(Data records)

-------

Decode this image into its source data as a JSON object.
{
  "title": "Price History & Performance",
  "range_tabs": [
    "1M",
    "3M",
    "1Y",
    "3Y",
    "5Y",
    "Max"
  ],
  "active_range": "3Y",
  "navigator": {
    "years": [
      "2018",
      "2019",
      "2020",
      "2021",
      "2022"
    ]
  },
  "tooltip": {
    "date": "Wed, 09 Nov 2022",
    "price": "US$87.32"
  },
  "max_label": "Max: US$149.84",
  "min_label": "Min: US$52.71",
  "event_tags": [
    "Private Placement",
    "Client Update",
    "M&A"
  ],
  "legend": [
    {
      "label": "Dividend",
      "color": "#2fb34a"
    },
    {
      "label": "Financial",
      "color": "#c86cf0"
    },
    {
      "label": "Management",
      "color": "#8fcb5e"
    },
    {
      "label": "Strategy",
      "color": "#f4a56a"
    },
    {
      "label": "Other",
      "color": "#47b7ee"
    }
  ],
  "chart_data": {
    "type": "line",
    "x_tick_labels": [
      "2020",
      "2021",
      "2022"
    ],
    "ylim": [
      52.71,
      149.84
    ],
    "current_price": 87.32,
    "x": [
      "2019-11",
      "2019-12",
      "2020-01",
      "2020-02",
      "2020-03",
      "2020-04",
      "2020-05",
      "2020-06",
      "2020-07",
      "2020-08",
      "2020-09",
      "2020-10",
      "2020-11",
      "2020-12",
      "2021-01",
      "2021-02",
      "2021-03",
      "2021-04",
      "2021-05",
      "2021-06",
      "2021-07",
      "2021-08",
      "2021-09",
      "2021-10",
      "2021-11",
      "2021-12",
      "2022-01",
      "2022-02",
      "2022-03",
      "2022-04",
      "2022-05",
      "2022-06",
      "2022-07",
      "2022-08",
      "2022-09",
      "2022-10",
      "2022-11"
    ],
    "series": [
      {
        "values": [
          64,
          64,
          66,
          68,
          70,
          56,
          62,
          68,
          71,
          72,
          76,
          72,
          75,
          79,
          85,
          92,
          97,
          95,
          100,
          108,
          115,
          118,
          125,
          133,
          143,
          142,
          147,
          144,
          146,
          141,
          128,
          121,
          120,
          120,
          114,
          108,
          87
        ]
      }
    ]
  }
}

-------

The records are above. How many lines in them contain the word "color"? Give the number alone.

5